**Provided data**.
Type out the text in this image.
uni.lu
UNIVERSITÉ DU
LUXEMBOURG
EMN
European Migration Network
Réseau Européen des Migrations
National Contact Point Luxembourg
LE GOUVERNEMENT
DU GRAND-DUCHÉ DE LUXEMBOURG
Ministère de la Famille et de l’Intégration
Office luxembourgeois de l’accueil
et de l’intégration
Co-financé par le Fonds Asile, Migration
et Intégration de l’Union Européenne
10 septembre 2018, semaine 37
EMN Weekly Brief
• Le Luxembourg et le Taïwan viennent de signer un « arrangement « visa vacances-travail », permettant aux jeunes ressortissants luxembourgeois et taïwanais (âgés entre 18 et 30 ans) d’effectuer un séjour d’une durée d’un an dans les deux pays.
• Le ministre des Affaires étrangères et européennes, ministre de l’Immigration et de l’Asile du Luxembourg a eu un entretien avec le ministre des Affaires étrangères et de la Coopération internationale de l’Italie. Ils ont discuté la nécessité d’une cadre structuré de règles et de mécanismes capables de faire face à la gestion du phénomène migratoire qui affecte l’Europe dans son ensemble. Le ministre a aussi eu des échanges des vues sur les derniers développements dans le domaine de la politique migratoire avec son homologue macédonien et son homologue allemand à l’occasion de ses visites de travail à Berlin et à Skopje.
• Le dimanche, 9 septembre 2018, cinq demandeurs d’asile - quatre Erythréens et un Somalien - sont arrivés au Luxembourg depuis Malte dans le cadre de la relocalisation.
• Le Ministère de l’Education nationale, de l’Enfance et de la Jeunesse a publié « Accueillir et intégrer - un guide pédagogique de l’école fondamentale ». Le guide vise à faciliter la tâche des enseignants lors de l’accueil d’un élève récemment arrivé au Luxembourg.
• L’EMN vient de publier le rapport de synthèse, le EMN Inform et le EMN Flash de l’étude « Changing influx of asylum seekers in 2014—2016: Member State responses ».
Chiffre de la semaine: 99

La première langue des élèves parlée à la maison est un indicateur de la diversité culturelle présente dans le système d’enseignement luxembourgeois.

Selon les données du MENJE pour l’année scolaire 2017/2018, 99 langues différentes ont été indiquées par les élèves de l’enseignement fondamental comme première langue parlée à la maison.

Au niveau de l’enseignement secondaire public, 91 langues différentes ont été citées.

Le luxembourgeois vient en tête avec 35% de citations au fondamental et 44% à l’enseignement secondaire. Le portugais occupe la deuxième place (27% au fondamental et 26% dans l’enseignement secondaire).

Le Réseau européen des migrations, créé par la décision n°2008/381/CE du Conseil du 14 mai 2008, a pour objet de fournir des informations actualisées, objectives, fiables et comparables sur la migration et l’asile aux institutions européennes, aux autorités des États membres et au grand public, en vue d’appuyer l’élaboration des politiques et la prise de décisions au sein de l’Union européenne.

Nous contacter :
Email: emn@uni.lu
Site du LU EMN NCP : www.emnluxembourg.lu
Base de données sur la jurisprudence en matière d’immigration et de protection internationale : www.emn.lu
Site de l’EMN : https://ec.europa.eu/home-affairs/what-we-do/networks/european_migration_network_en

**Given request**. From the preceding material, extract every line exactly.

**Result**.
Type out the text in this image.
uni.lu
UNIVERSITÉ DU
LUXEMBOURG
EMN
European Migration Network
Réseau Européen des Migrations
National Contact Point Luxembourg
LE GOUVERNEMENT
DU GRAND-DUCHÉ DE LUXEMBOURG
Ministère de la Famille et de l’Intégration
Office luxembourgeois de l’accueil
et de l’intégration
Co-financé par le Fonds Asile, Migration
et Intégration de l’Union Européenne
10 septembre 2018, semaine 37
EMN Weekly Brief
• Le Luxembourg et le Taïwan viennent de signer un « arrangement « visa vacances-travail », permettant aux jeunes ressortissants luxembourgeois et taïwanais (âgés entre 18 et 30 ans) d’effectuer un séjour d’une durée d’un an dans les deux pays.
• Le ministre des Affaires étrangères et européennes, ministre de l’Immigration et de l’Asile du Luxembourg a eu un entretien avec le ministre des Affaires étrangères et de la Coopération internationale de l’Italie. Ils ont discuté la nécessité d’une cadre structuré de règles et de mécanismes capables de faire face à la gestion du phénomène migratoire qui affecte l’Europe dans son ensemble. Le ministre a aussi eu des échanges des vues sur les derniers développements dans le domaine de la politique migratoire avec son homologue macédonien et son homologue allemand à l’occasion de ses visites de travail à Berlin et à Skopje.
• Le dimanche, 9 septembre 2018, cinq demandeurs d’asile - quatre Erythréens et un Somalien - sont arrivés au Luxembourg depuis Malte dans le cadre de la relocalisation.
• Le Ministère de l’Education nationale, de l’Enfance et de la Jeunesse a publié « Accueillir et intégrer - un guide pédagogique de l’école fondamentale ». Le guide vise à faciliter la tâche des enseignants lors de l’accueil d’un élève récemment arrivé au Luxembourg.
• L’EMN vient de publier le rapport de synthèse, le EMN Inform et le EMN Flash de l’étude « Changing influx of asylum seekers in 2014—2016: Member State responses ».
Chiffre de la semaine: 99

La première langue des élèves parlée à la maison est un indicateur de la diversité culturelle présente dans le système d’enseignement luxembourgeois.

Selon les données du MENJE pour l’année scolaire 2017/2018, 99 langues différentes ont été indiquées par les élèves de l’enseignement fondamental comme première langue parlée à la maison.

Au niveau de l’enseignement secondaire public, 91 langues différentes ont été citées.

Le luxembourgeois vient en tête avec 35% de citations au fondamental et 44% à l’enseignement secondaire. Le portugais occupe la deuxième place (27% au fondamental et 26% dans l’enseignement secondaire).

Le Réseau européen des migrations, créé par la décision n°2008/381/CE du Conseil du 14 mai 2008, a pour objet de fournir des informations actualisées, objectives, fiables et comparables sur la migration et l’asile aux institutions européennes, aux autorités des États membres et au grand public, en vue d’appuyer l’élaboration des politiques et la prise de décisions au sein de l’Union européenne.

Nous contacter :
Email: emn@uni.lu
Site du LU EMN NCP : www.emnluxembourg.lu
Base de données sur la jurisprudence en matière d’immigration et de protection internationale : www.emn.lu
Site de l’EMN : https://ec.europa.eu/home-affairs/what-we-do/networks/european_migration_network_en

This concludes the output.